**WRITTEN TASK**
Select, from the data, each line where "Forecast" occurs.

**SUPPLIED RECORDS**
---

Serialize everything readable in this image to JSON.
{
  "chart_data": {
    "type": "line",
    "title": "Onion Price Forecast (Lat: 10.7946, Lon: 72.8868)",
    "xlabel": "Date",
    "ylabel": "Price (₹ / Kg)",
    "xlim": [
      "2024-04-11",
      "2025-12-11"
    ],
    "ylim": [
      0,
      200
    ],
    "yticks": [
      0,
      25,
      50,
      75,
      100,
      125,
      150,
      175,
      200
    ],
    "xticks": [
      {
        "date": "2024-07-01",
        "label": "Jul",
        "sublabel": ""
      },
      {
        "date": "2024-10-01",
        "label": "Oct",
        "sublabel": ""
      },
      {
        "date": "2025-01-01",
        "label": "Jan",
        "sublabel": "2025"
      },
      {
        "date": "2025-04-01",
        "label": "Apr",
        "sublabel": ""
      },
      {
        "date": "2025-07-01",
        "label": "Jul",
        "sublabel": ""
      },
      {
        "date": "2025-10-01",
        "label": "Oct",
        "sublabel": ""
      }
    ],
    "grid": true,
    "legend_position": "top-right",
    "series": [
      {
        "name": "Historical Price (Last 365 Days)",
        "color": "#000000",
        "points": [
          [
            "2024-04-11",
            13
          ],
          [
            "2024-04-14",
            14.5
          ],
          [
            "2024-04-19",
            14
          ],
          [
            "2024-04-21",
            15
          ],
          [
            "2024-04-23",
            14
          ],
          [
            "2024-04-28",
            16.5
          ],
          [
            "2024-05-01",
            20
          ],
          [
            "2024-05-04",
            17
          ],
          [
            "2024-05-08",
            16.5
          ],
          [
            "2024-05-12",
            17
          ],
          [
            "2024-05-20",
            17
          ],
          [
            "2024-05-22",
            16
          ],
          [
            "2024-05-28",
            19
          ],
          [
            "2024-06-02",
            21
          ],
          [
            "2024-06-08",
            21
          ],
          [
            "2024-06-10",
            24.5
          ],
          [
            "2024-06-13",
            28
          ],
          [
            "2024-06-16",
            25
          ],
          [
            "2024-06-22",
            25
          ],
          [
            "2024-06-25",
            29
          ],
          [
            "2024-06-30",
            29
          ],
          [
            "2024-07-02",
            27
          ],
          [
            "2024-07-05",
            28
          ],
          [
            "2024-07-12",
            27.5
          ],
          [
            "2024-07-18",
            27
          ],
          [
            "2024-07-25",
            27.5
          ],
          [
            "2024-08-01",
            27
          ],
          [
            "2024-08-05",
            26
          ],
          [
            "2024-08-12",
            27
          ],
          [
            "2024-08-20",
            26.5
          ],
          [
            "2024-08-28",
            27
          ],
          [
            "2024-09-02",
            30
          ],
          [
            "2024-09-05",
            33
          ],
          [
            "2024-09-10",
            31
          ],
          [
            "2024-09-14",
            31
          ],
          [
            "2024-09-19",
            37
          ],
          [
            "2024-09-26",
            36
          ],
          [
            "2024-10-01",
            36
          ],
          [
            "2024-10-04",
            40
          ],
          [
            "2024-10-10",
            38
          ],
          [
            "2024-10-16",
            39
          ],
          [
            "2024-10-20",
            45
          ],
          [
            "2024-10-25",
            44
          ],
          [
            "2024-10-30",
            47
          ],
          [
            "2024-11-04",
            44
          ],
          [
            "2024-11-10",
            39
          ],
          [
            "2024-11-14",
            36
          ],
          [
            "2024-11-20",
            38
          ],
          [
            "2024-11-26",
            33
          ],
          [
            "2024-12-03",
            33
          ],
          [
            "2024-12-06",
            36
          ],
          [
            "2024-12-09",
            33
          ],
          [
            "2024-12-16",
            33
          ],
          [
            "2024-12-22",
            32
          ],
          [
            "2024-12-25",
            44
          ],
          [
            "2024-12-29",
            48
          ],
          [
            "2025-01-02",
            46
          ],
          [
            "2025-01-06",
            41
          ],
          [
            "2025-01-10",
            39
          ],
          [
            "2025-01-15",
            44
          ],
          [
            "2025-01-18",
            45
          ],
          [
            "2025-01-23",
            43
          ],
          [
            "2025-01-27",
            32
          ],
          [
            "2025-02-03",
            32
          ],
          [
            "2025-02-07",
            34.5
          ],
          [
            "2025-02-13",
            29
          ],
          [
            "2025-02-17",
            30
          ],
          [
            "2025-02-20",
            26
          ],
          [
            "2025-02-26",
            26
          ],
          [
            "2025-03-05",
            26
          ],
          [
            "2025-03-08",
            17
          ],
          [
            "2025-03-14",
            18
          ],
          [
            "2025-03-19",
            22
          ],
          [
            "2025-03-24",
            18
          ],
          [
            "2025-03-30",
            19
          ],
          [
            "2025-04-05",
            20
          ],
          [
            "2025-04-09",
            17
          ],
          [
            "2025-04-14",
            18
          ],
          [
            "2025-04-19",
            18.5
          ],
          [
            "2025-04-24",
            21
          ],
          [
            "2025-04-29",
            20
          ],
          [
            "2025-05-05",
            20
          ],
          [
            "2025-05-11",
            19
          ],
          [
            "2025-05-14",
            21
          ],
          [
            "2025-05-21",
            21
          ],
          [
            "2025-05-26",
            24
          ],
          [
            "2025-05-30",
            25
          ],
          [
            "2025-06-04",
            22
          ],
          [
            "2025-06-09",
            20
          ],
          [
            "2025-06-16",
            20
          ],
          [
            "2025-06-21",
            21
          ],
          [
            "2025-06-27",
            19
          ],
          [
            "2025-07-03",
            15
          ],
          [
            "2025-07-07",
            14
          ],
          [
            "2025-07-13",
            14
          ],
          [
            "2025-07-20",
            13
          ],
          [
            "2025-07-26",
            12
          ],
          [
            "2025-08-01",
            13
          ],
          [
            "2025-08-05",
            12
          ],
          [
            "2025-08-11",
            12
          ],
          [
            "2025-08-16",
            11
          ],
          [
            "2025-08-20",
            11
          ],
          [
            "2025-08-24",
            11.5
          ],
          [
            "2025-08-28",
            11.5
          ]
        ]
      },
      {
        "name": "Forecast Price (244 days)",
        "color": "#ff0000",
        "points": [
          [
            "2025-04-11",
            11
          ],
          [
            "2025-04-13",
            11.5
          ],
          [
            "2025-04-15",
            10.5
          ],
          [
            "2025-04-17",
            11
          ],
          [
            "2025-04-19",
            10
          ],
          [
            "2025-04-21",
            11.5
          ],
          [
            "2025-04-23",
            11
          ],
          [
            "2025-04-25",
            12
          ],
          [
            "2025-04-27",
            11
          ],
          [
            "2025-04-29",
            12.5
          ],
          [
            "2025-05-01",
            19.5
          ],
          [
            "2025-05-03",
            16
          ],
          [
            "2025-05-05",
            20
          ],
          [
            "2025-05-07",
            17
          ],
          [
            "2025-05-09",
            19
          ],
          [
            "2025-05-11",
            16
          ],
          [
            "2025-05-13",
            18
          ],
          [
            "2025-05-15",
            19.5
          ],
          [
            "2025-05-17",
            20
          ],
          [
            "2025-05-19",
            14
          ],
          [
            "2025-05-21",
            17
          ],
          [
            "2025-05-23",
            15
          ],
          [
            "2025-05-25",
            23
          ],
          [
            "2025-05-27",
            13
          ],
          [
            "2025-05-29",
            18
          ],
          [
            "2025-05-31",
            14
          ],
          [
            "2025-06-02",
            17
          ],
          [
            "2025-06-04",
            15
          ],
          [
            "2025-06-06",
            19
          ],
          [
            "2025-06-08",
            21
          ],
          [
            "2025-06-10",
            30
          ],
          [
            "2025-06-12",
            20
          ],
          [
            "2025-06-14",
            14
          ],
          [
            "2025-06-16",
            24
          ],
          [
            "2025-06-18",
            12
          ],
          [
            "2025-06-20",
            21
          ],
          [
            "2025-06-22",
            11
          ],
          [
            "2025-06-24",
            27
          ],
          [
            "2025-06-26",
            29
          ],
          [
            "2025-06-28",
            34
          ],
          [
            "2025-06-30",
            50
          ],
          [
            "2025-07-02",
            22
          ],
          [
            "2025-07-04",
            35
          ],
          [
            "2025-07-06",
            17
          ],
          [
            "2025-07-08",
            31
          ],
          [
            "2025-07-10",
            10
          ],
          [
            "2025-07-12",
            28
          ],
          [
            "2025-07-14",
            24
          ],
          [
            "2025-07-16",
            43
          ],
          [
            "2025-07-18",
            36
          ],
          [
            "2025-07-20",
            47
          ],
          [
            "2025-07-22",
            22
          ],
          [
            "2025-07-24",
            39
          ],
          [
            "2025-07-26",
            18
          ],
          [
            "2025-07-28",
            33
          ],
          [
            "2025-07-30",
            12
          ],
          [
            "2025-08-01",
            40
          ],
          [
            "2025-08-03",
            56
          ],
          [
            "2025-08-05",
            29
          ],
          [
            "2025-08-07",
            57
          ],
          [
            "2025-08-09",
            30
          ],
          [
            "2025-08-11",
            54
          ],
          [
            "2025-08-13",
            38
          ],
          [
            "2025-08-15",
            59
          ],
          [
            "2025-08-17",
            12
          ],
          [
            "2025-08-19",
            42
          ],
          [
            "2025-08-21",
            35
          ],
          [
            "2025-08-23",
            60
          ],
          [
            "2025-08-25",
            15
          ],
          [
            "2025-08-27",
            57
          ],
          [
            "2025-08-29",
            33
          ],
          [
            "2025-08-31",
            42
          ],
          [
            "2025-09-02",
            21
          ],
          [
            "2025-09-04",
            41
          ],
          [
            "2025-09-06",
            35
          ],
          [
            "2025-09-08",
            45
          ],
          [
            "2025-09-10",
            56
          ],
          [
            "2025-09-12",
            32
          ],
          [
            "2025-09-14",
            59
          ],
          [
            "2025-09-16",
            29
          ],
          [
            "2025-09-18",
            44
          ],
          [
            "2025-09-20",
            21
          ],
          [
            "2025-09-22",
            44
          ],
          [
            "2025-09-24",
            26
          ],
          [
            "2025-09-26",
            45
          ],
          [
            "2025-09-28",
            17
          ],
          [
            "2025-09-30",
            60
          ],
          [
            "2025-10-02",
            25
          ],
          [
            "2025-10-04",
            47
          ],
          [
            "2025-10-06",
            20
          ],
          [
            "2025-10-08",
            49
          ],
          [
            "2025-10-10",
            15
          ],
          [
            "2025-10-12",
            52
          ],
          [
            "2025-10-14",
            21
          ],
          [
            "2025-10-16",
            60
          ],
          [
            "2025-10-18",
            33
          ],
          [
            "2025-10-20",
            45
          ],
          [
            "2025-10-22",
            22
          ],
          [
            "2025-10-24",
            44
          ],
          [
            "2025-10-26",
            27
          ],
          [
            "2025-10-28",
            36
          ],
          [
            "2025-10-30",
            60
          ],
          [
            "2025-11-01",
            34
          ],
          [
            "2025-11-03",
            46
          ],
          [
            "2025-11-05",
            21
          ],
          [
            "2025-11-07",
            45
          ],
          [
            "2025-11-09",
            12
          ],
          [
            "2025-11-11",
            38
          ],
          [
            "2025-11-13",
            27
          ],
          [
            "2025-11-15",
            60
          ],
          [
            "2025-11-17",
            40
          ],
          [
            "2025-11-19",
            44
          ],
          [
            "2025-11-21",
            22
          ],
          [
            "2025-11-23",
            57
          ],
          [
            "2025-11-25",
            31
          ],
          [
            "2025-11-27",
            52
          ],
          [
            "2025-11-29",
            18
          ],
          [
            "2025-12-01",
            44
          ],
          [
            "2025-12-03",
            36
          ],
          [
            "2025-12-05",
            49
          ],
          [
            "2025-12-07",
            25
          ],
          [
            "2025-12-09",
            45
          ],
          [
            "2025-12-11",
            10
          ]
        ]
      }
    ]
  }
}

---

**COMPLETED TASK**
    "title": "Onion Price Forecast (Lat: 10.7946, Lon: 72.8868)",
        "name": "Forecast Price (244 days)",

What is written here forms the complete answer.